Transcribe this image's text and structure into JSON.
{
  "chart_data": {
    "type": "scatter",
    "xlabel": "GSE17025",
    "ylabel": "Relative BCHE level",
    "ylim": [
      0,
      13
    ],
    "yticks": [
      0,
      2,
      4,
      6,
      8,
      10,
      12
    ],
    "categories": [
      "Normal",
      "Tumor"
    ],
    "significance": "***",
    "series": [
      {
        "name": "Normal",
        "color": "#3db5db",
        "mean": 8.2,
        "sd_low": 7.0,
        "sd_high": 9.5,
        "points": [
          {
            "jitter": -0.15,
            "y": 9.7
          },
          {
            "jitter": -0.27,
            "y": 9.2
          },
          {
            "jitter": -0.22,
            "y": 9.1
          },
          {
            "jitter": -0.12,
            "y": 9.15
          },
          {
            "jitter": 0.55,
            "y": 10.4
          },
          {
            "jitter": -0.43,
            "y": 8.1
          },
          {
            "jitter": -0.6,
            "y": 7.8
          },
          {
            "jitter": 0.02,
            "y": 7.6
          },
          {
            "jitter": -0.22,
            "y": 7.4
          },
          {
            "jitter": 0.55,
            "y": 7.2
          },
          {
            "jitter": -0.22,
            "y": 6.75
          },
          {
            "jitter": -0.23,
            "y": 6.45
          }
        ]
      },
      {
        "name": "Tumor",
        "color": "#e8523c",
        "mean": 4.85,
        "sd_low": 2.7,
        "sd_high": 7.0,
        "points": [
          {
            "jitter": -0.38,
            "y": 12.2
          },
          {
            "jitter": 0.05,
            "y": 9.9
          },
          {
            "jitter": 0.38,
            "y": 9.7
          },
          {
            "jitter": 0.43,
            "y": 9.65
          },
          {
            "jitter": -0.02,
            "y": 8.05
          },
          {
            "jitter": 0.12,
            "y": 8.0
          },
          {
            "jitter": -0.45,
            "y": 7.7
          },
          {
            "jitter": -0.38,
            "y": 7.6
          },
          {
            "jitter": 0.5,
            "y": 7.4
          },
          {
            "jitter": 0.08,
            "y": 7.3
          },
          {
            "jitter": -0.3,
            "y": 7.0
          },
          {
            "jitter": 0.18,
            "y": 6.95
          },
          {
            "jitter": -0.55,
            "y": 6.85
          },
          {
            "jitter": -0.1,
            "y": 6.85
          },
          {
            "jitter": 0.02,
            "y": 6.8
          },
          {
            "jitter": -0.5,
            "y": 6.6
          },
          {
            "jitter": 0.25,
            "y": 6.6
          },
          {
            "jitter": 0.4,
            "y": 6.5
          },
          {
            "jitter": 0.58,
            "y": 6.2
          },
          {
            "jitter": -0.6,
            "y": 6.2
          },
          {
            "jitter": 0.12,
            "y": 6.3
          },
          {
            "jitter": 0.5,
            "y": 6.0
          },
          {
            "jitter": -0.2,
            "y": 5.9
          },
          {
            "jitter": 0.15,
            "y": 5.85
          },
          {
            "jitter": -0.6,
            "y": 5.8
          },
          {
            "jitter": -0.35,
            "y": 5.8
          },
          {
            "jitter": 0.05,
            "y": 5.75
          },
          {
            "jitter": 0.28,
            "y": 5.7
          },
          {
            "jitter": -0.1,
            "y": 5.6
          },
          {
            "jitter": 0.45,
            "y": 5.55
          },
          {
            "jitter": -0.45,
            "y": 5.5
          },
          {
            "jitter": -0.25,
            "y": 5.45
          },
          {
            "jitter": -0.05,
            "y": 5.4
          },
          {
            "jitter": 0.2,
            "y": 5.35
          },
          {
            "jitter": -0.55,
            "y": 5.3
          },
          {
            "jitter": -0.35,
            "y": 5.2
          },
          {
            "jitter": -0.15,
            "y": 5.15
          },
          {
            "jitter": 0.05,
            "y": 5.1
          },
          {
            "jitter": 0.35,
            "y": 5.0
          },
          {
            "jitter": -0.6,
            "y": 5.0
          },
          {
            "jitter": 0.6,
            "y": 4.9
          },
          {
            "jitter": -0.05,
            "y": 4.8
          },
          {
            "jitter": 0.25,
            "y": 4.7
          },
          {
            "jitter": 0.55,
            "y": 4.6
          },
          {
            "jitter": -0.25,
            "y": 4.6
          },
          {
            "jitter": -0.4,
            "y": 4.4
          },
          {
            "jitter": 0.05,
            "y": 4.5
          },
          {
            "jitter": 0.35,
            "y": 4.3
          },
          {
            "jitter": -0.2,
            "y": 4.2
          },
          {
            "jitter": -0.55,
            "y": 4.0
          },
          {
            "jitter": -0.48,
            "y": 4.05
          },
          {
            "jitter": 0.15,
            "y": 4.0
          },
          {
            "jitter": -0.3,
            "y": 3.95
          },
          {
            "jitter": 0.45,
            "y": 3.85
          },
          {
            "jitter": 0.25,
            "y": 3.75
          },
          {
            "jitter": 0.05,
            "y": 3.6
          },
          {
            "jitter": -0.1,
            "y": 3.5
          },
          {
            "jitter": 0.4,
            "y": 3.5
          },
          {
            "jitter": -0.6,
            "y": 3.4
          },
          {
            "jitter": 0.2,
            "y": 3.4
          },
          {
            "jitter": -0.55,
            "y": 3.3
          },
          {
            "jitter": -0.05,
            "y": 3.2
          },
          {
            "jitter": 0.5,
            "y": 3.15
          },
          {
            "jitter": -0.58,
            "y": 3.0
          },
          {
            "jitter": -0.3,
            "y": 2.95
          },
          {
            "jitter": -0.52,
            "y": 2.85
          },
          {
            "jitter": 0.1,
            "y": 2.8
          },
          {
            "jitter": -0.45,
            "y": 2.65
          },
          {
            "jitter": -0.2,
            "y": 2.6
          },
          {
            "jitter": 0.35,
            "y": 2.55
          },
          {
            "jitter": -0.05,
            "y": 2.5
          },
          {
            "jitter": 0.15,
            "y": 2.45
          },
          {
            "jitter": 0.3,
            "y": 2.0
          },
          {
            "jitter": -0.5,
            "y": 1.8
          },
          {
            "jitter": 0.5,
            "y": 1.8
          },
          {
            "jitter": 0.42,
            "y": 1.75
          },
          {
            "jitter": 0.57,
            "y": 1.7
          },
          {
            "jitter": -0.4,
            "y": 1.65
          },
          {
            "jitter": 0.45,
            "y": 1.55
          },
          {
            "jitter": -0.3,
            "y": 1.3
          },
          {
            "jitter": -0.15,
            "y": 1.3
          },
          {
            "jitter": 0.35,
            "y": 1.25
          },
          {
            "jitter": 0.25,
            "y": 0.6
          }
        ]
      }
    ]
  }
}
——————
Exactly as they stand above, repeat all the records.

§ **EXPECTED OUTPUT**
Transcribe this image's text and structure into JSON.
{
  "chart_data": {
    "type": "scatter",
    "xlabel": "GSE17025",
    "ylabel": "Relative BCHE level",
    "ylim": [
      0,
      13
    ],
    "yticks": [
      0,
      2,
      4,
      6,
      8,
      10,
      12
    ],
    "categories": [
      "Normal",
      "Tumor"
    ],
    "significance": "***",
    "series": [
      {
        "name": "Normal",
        "color": "#3db5db",
        "mean": 8.2,
        "sd_low": 7.0,
        "sd_high": 9.5,
        "points": [
          {
            "jitter": -0.15,
            "y": 9.7
          },
          {
            "jitter": -0.27,
            "y": 9.2
          },
          {
            "jitter": -0.22,
            "y": 9.1
          },
          {
            "jitter": -0.12,
            "y": 9.15
          },
          {
            "jitter": 0.55,
            "y": 10.4
          },
          {
            "jitter": -0.43,
            "y": 8.1
          },
          {
            "jitter": -0.6,
            "y": 7.8
          },
          {
            "jitter": 0.02,
            "y": 7.6
          },
          {
            "jitter": -0.22,
            "y": 7.4
          },
          {
            "jitter": 0.55,
            "y": 7.2
          },
          {
            "jitter": -0.22,
            "y": 6.75
          },
          {
            "jitter": -0.23,
            "y": 6.45
          }
        ]
      },
      {
        "name": "Tumor",
        "color": "#e8523c",
        "mean": 4.85,
        "sd_low": 2.7,
        "sd_high": 7.0,
        "points": [
          {
            "jitter": -0.38,
            "y": 12.2
          },
          {
            "jitter": 0.05,
            "y": 9.9
          },
          {
            "jitter": 0.38,
            "y": 9.7
          },
          {
            "jitter": 0.43,
            "y": 9.65
          },
          {
            "jitter": -0.02,
            "y": 8.05
          },
          {
            "jitter": 0.12,
            "y": 8.0
          },
          {
            "jitter": -0.45,
            "y": 7.7
          },
          {
            "jitter": -0.38,
            "y": 7.6
          },
          {
            "jitter": 0.5,
            "y": 7.4
          },
          {
            "jitter": 0.08,
            "y": 7.3
          },
          {
            "jitter": -0.3,
            "y": 7.0
          },
          {
            "jitter": 0.18,
            "y": 6.95
          },
          {
            "jitter": -0.55,
            "y": 6.85
          },
          {
            "jitter": -0.1,
            "y": 6.85
          },
          {
            "jitter": 0.02,
            "y": 6.8
          },
          {
            "jitter": -0.5,
            "y": 6.6
          },
          {
            "jitter": 0.25,
            "y": 6.6
          },
          {
            "jitter": 0.4,
            "y": 6.5
          },
          {
            "jitter": 0.58,
            "y": 6.2
          },
          {
            "jitter": -0.6,
            "y": 6.2
          },
          {
            "jitter": 0.12,
            "y": 6.3
          },
          {
            "jitter": 0.5,
            "y": 6.0
          },
          {
            "jitter": -0.2,
            "y": 5.9
          },
          {
            "jitter": 0.15,
            "y": 5.85
          },
          {
            "jitter": -0.6,
            "y": 5.8
          },
          {
            "jitter": -0.35,
            "y": 5.8
          },
          {
            "jitter": 0.05,
            "y": 5.75
          },
          {
            "jitter": 0.28,
            "y": 5.7
          },
          {
            "jitter": -0.1,
            "y": 5.6
          },
          {
            "jitter": 0.45,
            "y": 5.55
          },
          {
            "jitter": -0.45,
            "y": 5.5
          },
          {
            "jitter": -0.25,
            "y": 5.45
          },
          {
            "jitter": -0.05,
            "y": 5.4
          },
          {
            "jitter": 0.2,
            "y": 5.35
          },
          {
            "jitter": -0.55,
            "y": 5.3
          },
          {
            "jitter": -0.35,
            "y": 5.2
          },
          {
            "jitter": -0.15,
            "y": 5.15
          },
          {
            "jitter": 0.05,
            "y": 5.1
          },
          {
            "jitter": 0.35,
            "y": 5.0
          },
          {
            "jitter": -0.6,
            "y": 5.0
          },
          {
            "jitter": 0.6,
            "y": 4.9
          },
          {
            "jitter": -0.05,
            "y": 4.8
          },
          {
            "jitter": 0.25,
            "y": 4.7
          },
          {
            "jitter": 0.55,
            "y": 4.6
          },
          {
            "jitter": -0.25,
            "y": 4.6
          },
          {
            "jitter": -0.4,
            "y": 4.4
          },
          {
            "jitter": 0.05,
            "y": 4.5
          },
          {
            "jitter": 0.35,
            "y": 4.3
          },
          {
            "jitter": -0.2,
            "y": 4.2
          },
          {
            "jitter": -0.55,
            "y": 4.0
          },
          {
            "jitter": -0.48,
            "y": 4.05
          },
          {
            "jitter": 0.15,
            "y": 4.0
          },
          {
            "jitter": -0.3,
            "y": 3.95
          },
          {
            "jitter": 0.45,
            "y": 3.85
          },
          {
            "jitter": 0.25,
            "y": 3.75
          },
          {
            "jitter": 0.05,
            "y": 3.6
          },
          {
            "jitter": -0.1,
            "y": 3.5
          },
          {
            "jitter": 0.4,
            "y": 3.5
          },
          {
            "jitter": -0.6,
            "y": 3.4
          },
          {
            "jitter": 0.2,
            "y": 3.4
          },
          {
            "jitter": -0.55,
            "y": 3.3
          },
          {
            "jitter": -0.05,
            "y": 3.2
          },
          {
            "jitter": 0.5,
            "y": 3.15
          },
          {
            "jitter": -0.58,
            "y": 3.0
          },
          {
            "jitter": -0.3,
            "y": 2.95
          },
          {
            "jitter": -0.52,
            "y": 2.85
          },
          {
            "jitter": 0.1,
            "y": 2.8
          },
          {
            "jitter": -0.45,
            "y": 2.65
          },
          {
            "jitter": -0.2,
            "y": 2.6
          },
          {
            "jitter": 0.35,
            "y": 2.55
          },
          {
            "jitter": -0.05,
            "y": 2.5
          },
          {
            "jitter": 0.15,
            "y": 2.45
          },
          {
            "jitter": 0.3,
            "y": 2.0
          },
          {
            "jitter": -0.5,
            "y": 1.8
          },
          {
            "jitter": 0.5,
            "y": 1.8
          },
          {
            "jitter": 0.42,
            "y": 1.75
          },
          {
            "jitter": 0.57,
            "y": 1.7
          },
          {
            "jitter": -0.4,
            "y": 1.65
          },
          {
            "jitter": 0.45,
            "y": 1.55
          },
          {
            "jitter": -0.3,
            "y": 1.3
          },
          {
            "jitter": -0.15,
            "y": 1.3
          },
          {
            "jitter": 0.35,
            "y": 1.25
          },
          {
            "jitter": 0.25,
            "y": 0.6
          }
        ]
      }
    ]
  }
}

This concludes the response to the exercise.